Texto proporcionado:

"""

Y a mí me hubiese gustado rebobinar. Tener una mirada más valiente, más decidida. Haberme acercado a ti. Haberte dicho, simplemente…
“hola… necesitaba decirte… hola”.

jueves, 4 de agosto de 2011

Así, no.

En estos días se están diciendo muchas cosas, a favor y en contra, de la visita del Papa. Muchas veces se cae en argumentos excesivamente viscerales, y por eso he decidido plantearme la cuestión desde un punto de vista lo más racional posible.
Personalmente, y para que nadie se lleve las manos a la cabeza antes de tiempo, expreso mi más profundo respeto a las creencias individuales. Allá cada uno y su fe: tú me respetas, yo te respeto.
Que venga un líder religioso me parece estupendo, y que los que compartan su doctrina vayan a verle y recen juntos, también. El asunto se vuelve espinoso cuando, en mayor o menor medida, se está implicando dinero público (es decir, de todos nosotros, católicos o no) en esta visita. Además del hecho de que durante varios días la ciudad se pondrá patas arriba, se cortarán arterias fundamentales, etc.
Y el problema es que no me queda muy claro quién viene: si un Jefe de Estado o un líder religioso. Ambos argumentos se esgrimen cuando se defiende su visita y que se haga de la manera en que se va a hacer.

"""

Muestra de registros:
"""

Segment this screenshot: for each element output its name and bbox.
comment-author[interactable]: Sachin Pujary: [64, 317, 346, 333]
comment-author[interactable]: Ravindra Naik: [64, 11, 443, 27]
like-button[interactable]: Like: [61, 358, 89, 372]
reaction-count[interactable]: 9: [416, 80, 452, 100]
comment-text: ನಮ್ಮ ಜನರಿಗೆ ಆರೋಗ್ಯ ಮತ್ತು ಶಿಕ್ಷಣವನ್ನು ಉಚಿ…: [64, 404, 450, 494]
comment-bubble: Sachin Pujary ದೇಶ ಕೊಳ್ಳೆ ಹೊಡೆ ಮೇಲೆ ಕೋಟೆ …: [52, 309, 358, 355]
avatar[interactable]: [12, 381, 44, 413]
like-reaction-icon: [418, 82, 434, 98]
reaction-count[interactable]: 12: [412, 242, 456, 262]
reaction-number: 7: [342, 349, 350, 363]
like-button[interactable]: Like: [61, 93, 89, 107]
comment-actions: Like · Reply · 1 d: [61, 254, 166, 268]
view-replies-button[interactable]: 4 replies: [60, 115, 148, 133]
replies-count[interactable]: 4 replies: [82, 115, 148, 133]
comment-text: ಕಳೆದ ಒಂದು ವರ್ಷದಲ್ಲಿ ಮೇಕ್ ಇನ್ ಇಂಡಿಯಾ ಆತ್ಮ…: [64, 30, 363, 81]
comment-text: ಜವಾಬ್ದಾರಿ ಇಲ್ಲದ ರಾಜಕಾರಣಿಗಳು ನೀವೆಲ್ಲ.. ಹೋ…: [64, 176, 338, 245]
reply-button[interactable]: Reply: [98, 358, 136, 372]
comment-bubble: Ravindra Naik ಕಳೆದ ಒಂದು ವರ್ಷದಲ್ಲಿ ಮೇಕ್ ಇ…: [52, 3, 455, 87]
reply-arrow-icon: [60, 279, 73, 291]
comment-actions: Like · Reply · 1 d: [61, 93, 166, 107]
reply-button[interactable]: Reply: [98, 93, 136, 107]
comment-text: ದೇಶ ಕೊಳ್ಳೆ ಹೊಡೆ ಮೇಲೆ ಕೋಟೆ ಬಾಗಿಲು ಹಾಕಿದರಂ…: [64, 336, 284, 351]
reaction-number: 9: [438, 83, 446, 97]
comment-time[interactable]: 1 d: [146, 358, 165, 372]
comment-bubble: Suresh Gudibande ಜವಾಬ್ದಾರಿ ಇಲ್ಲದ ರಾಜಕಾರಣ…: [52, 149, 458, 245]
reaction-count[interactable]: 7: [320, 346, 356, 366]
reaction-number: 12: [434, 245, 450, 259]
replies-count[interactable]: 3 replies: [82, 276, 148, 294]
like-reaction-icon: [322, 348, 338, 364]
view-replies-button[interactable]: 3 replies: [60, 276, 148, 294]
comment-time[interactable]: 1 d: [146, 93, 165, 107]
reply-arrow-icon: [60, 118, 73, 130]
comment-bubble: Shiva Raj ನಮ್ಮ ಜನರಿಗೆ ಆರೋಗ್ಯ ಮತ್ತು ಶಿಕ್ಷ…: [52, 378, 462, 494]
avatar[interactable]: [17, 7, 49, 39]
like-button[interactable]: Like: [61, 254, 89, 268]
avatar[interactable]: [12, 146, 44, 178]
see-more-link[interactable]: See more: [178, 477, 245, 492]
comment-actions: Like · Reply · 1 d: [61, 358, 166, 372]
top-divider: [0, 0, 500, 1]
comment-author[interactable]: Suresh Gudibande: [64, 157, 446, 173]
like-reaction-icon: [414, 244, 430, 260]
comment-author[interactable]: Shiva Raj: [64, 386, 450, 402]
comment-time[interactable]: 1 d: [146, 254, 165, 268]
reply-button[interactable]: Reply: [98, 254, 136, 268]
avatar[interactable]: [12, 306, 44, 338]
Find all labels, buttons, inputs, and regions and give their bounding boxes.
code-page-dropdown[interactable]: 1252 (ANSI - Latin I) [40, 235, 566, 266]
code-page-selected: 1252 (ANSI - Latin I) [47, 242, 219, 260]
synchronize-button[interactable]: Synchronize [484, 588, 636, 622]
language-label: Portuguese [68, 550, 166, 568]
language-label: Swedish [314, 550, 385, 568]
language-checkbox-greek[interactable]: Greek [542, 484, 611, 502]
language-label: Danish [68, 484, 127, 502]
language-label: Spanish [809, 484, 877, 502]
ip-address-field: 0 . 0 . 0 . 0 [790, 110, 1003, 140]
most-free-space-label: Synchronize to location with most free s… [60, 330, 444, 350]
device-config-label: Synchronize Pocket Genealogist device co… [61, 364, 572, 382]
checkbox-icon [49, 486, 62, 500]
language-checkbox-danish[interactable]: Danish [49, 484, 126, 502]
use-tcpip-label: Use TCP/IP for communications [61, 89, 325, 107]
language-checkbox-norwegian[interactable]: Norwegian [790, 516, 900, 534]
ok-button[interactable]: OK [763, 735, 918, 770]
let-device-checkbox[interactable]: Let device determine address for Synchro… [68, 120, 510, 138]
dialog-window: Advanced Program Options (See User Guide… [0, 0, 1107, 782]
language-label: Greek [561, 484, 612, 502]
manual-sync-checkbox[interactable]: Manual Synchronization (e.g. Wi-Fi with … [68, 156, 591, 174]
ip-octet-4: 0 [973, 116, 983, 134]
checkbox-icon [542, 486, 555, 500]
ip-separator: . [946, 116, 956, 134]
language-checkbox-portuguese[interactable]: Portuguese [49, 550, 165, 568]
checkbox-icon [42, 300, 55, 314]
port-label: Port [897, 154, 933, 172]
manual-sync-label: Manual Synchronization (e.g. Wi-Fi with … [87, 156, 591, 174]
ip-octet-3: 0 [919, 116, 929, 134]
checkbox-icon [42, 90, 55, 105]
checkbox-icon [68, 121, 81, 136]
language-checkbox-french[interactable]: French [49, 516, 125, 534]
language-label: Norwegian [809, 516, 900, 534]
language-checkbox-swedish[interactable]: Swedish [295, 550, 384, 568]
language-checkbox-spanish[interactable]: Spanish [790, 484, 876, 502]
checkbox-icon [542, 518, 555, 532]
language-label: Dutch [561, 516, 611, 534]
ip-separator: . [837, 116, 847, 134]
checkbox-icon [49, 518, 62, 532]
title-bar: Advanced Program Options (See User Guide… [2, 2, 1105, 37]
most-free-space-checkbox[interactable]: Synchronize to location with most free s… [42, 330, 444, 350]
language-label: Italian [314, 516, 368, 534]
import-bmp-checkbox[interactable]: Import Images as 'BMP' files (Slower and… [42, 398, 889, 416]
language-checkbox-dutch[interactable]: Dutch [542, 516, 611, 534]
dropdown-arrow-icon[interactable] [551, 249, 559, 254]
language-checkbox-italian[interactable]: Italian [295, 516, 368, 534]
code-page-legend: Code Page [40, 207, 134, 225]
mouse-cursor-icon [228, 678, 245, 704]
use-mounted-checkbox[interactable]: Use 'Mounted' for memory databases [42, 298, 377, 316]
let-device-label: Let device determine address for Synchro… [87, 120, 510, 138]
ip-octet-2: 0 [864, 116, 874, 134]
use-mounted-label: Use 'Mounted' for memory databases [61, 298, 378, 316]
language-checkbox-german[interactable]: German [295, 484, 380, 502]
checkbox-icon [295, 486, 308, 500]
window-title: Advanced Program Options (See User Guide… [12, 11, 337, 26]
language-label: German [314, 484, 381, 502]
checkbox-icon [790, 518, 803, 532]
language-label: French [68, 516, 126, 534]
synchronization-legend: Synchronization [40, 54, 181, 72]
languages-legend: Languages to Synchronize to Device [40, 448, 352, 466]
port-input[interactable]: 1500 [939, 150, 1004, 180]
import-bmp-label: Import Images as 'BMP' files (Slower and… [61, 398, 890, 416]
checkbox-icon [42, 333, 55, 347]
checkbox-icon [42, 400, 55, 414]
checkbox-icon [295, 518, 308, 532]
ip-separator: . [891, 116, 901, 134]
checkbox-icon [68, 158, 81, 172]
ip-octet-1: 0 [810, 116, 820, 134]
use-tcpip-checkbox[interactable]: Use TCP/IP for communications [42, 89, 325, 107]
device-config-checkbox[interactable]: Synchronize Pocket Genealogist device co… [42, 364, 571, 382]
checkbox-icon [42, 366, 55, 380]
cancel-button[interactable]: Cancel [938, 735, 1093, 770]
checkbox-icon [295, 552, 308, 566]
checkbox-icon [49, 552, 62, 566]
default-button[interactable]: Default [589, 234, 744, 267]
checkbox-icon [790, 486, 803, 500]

"""

Enunciado del ejercicio: Transcribe sin cambios el fragmento del texto proporcionado que va desde "Y el problema" hasta "va a hacer.". Los registros proceden de otra fuente.

Solución desarrollada:
Y el problema es que no me queda muy claro quién viene: si un Jefe de Estado o un líder religioso. Ambos argumentos se esgrimen cuando se defiende su visita y que se haga de la manera en que se va a hacer.